Exercise objective :: Carry on writing the article on Microsoft's August 2013 security updates, which appears below, starting right after its last sentence.

Source text ::
'''
Software

Microsoft Updates August 2013

Critical Internet Explorer across All Windows Clients, OpenType Font Parsing, Exchange OWA Vulnerabilities Fixed

Today, Microsoft released a set of eight security Bulletins (MS13-059 through MS13-066) for a broad variety of vulnerable technologies and exploit categories. The critical vulnerabilities are not known to be exploited publicly at the time of Bulletin release. The more interesting Bulletins this month address RCE and EoP vulnerabilities in Internet Explorer, Windows components, and yet again Exchange/OWA components licensed from Oracle. Also included in this month’s release are fixes for RPC, kernel drivers, Active Directory, and the networking stack.

MS13-059 is the priority update to roll out across Windows clients, as it fixes nine critical memory corruption vulnerabilities (that look like use-after-free to me) in IE6, IE7, IE8, IE9, IE10 and even IE11 preview on Windows 8.1 preview, along with XSS due to flawed Kanji font handling and flawed code in the “Windows Integrity Mechanism”, which is used for sandboxing apps like Internet Explorer, Adobe Reader and Google Chrome. On Windows server, the maximum severity is “Moderate” and doesn’t effect “Server Core” installations at all. Admins need to refer to the severity ratings and maximum impact table to prioritize server patch deployments, but those that need to prioritize patch deployments probably shouldn’t surf the web from these types of systems anyway.

MS13-060 corrects code in the Unicode Scripts Processor implementing OpenType font handling, a format developed by Microsoft and Adobe over the past decade built on top of the TrueType format, in USB10.dll. This dll is used by Windows and all sorts of third party applications to handle right-to-left scripts like Arabic and Hebrew, and other complex fonts like Indian and Thai scripts too. The vulnerability is a user mode vulnerability that effects only Windows XP SP 2 and 3 (64 bit too) and Windows 2003 versions. These types of systems continue to be widely deployed, especially in government and critical infrastructure systems around the world. Exploits may be delivered via spearphish, as in the Duqu incident, or via a web page for a browser like Internet Explorer, as in Duqu copycat malcode like the Blackhole exploit pack that continues to be widely distributed and highly active.
'''
Structured page parsing data:
'''
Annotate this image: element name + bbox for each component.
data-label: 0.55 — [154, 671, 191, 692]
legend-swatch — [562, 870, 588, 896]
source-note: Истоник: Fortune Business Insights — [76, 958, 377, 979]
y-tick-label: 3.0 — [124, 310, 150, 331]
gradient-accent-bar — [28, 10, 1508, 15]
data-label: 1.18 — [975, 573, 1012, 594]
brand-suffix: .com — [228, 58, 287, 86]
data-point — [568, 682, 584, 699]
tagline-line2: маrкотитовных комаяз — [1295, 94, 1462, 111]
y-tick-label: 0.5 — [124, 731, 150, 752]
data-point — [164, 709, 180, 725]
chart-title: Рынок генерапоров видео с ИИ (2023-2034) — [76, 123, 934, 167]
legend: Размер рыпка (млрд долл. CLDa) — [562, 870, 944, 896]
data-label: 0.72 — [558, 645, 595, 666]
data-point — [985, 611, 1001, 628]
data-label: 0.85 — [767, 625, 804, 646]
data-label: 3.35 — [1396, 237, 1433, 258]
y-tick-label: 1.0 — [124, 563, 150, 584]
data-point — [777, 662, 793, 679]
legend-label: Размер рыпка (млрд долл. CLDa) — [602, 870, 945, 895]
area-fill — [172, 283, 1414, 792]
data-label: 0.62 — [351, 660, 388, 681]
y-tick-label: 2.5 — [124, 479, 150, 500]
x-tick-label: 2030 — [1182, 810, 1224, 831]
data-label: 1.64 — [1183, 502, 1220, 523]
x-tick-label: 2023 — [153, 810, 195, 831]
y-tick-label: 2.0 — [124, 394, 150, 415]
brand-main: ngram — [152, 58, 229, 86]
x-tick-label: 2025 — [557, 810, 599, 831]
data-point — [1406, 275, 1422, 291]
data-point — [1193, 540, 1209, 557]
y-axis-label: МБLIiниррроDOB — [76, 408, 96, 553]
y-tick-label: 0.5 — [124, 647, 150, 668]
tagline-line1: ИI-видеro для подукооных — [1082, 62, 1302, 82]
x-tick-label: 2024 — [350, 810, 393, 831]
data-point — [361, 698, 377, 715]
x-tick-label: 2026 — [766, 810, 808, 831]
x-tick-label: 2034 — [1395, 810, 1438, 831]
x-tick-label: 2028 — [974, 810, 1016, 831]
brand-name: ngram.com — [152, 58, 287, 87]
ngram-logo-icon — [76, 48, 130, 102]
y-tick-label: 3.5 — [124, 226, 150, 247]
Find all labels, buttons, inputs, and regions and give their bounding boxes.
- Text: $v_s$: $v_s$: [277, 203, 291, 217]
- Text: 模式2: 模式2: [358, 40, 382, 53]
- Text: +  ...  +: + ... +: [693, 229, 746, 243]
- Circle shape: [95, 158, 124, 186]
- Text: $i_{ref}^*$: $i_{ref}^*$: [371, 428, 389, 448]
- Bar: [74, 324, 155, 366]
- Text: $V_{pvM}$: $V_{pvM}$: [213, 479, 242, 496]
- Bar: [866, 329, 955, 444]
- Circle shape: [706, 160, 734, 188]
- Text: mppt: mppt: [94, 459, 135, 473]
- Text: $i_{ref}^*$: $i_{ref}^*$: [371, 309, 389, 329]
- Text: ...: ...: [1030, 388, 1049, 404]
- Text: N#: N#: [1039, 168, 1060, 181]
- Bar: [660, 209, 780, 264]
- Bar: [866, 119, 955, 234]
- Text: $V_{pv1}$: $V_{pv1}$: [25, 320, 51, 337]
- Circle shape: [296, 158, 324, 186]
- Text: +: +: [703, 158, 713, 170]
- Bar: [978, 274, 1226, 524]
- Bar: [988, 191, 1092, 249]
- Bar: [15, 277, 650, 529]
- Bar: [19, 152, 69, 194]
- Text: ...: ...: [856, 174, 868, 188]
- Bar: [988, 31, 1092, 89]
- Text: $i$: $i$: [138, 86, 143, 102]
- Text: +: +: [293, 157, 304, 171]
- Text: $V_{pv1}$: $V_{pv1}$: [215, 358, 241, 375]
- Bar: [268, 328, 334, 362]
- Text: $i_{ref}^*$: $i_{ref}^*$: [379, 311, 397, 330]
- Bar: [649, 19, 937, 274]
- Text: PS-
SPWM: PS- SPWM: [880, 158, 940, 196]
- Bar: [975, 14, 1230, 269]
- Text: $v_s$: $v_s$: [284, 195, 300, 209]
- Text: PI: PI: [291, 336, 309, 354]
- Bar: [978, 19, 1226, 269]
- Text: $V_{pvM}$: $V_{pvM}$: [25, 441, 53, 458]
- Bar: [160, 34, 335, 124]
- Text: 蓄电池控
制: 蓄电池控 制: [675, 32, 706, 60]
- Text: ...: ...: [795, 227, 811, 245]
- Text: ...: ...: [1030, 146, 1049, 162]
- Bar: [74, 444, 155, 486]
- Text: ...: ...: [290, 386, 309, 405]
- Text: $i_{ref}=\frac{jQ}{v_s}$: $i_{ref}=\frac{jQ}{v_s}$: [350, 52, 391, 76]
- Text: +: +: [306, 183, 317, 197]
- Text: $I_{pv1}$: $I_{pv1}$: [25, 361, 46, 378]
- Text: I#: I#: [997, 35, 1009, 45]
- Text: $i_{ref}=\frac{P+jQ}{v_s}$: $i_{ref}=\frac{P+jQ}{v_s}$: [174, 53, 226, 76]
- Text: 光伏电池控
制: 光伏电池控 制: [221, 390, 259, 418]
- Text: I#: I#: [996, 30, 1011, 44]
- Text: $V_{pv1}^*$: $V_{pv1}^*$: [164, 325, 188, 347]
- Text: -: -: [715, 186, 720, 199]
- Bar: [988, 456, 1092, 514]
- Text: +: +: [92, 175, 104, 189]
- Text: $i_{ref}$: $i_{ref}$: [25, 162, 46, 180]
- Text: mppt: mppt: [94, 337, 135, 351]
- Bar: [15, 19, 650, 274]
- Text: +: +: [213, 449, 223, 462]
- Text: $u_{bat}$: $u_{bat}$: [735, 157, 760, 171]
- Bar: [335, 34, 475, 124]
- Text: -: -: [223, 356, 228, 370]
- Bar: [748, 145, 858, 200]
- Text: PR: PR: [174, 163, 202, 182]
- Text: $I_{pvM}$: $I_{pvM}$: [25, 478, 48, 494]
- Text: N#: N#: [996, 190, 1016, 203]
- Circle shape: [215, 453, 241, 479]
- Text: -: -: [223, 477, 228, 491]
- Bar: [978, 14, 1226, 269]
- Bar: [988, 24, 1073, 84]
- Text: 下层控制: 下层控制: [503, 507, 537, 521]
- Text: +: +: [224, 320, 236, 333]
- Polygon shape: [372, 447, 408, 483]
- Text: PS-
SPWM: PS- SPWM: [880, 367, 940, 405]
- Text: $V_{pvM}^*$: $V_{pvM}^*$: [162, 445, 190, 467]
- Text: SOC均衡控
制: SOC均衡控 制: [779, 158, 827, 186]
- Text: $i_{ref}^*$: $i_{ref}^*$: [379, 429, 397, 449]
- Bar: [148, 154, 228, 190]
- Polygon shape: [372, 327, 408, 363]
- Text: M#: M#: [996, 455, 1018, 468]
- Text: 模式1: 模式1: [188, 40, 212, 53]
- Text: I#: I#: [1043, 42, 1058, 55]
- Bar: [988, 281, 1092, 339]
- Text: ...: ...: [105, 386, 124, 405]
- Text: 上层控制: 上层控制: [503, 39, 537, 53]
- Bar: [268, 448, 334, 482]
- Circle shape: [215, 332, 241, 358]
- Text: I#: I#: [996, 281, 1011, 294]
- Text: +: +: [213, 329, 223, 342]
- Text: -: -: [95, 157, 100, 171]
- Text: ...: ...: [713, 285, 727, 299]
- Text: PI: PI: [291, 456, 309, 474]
'''
Answer to this problem ::
Another interesting update includes MS13-061 that patches code in third party components built by Oracle and licensed by Microsoft for Outlook Web Access on Exchange Server 2007, 2010, and 2013. Applying the patch will not require a system reboot, but it will restart related Exchange services. The interesting thing about this critical set of issues is that they enable exploitation of the WebReady Document Viewing and Data Loss Prevention features on OWA for code execution not on the client system, but on the server itself with LocalService credentials. So a client system browsing code sent to their email account can remotely execute code on the server in the service’s context, which is very problematic.

Please review the set and update ASAP. While most of the vulnerabilities this month were privately reported, these present high risk opportunities and the Exchange issues and exploitation are publicly known.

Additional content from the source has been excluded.